**Goal:** Omit every picture and write out the rest of the records exactly.

***** Given data

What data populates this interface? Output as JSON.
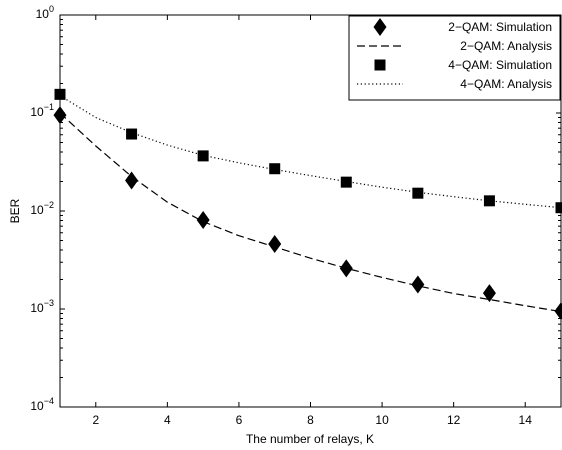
{
  "chart_data": {
    "type": "line",
    "xlabel": "The number of relays, K",
    "ylabel": "BER",
    "xlim": [
      1,
      15
    ],
    "ylim": [
      0.0001,
      1
    ],
    "yscale": "log",
    "grid": false,
    "legend_position": "top-right",
    "x_ticks": [
      2,
      4,
      6,
      8,
      10,
      12,
      14
    ],
    "y_ticks": [
      {
        "value": 0.0001,
        "base": "10",
        "exp": "−4"
      },
      {
        "value": 0.001,
        "base": "10",
        "exp": "−3"
      },
      {
        "value": 0.01,
        "base": "10",
        "exp": "−2"
      },
      {
        "value": 0.1,
        "base": "10",
        "exp": "−1"
      },
      {
        "value": 1,
        "base": "10",
        "exp": "0"
      }
    ],
    "series": [
      {
        "name": "2−QAM: Simulation",
        "style": "markers",
        "marker": "diamond",
        "color": "#000000",
        "x": [
          1,
          3,
          5,
          7,
          9,
          11,
          13,
          15
        ],
        "y": [
          0.095,
          0.0205,
          0.0081,
          0.0046,
          0.0026,
          0.00178,
          0.00145,
          0.00095
        ]
      },
      {
        "name": "2−QAM: Analysis",
        "style": "dashed",
        "color": "#000000",
        "x": [
          1,
          2,
          3,
          4,
          5,
          6,
          7,
          8,
          9,
          10,
          11,
          12,
          13,
          14,
          15
        ],
        "y": [
          0.1,
          0.046,
          0.0225,
          0.0123,
          0.0078,
          0.0056,
          0.0043,
          0.0033,
          0.0026,
          0.0021,
          0.00172,
          0.00144,
          0.00125,
          0.00108,
          0.00094
        ]
      },
      {
        "name": "4−QAM: Simulation",
        "style": "markers",
        "marker": "square",
        "color": "#000000",
        "x": [
          1,
          3,
          5,
          7,
          9,
          11,
          13,
          15
        ],
        "y": [
          0.155,
          0.061,
          0.0365,
          0.027,
          0.0197,
          0.0152,
          0.0127,
          0.0108
        ]
      },
      {
        "name": "4−QAM: Analysis",
        "style": "dotted",
        "color": "#000000",
        "x": [
          1,
          2,
          3,
          4,
          5,
          6,
          7,
          8,
          9,
          10,
          11,
          12,
          13,
          14,
          15
        ],
        "y": [
          0.15,
          0.09,
          0.063,
          0.047,
          0.037,
          0.031,
          0.0265,
          0.023,
          0.02,
          0.0175,
          0.0155,
          0.014,
          0.0127,
          0.0117,
          0.0108
        ]
      }
    ]
  }
}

**********

**Response to the task:**
What data populates this interface? Output as JSON.
{
  "chart_data": {
    "type": "line",
    "xlabel": "The number of relays, K",
    "ylabel": "BER",
    "xlim": [
      1,
      15
    ],
    "ylim": [
      0.0001,
      1
    ],
    "yscale": "log",
    "grid": false,
    "legend_position": "top-right",
    "x_ticks": [
      2,
      4,
      6,
      8,
      10,
      12,
      14
    ],
    "y_ticks": [
      {
        "value": 0.0001,
        "base": "10",
        "exp": "−4"
      },
      {
        "value": 0.001,
        "base": "10",
        "exp": "−3"
      },
      {
        "value": 0.01,
        "base": "10",
        "exp": "−2"
      },
      {
        "value": 0.1,
        "base": "10",
        "exp": "−1"
      },
      {
        "value": 1,
        "base": "10",
        "exp": "0"
      }
    ],
    "series": [
      {
        "name": "2−QAM: Simulation",
        "style": "markers",
        "marker": "diamond",
        "color": "#000000",
        "x": [
          1,
          3,
          5,
          7,
          9,
          11,
          13,
          15
        ],
        "y": [
          0.095,
          0.0205,
          0.0081,
          0.0046,
          0.0026,
          0.00178,
          0.00145,
          0.00095
        ]
      },
      {
        "name": "2−QAM: Analysis",
        "style": "dashed",
        "color": "#000000",
        "x": [
          1,
          2,
          3,
          4,
          5,
          6,
          7,
          8,
          9,
          10,
          11,
          12,
          13,
          14,
          15
        ],
        "y": [
          0.1,
          0.046,
          0.0225,
          0.0123,
          0.0078,
          0.0056,
          0.0043,
          0.0033,
          0.0026,
          0.0021,
          0.00172,
          0.00144,
          0.00125,
          0.00108,
          0.00094
        ]
      },
      {
        "name": "4−QAM: Simulation",
        "style": "markers",
        "marker": "square",
        "color": "#000000",
        "x": [
          1,
          3,
          5,
          7,
          9,
          11,
          13,
          15
        ],
        "y": [
          0.155,
          0.061,
          0.0365,
          0.027,
          0.0197,
          0.0152,
          0.0127,
          0.0108
        ]
      },
      {
        "name": "4−QAM: Analysis",
        "style": "dotted",
        "color": "#000000",
        "x": [
          1,
          2,
          3,
          4,
          5,
          6,
          7,
          8,
          9,
          10,
          11,
          12,
          13,
          14,
          15
        ],
        "y": [
          0.15,
          0.09,
          0.063,
          0.047,
          0.037,
          0.031,
          0.0265,
          0.023,
          0.02,
          0.0175,
          0.0155,
          0.014,
          0.0127,
          0.0117,
          0.0108
        ]
      }
    ]
  }
}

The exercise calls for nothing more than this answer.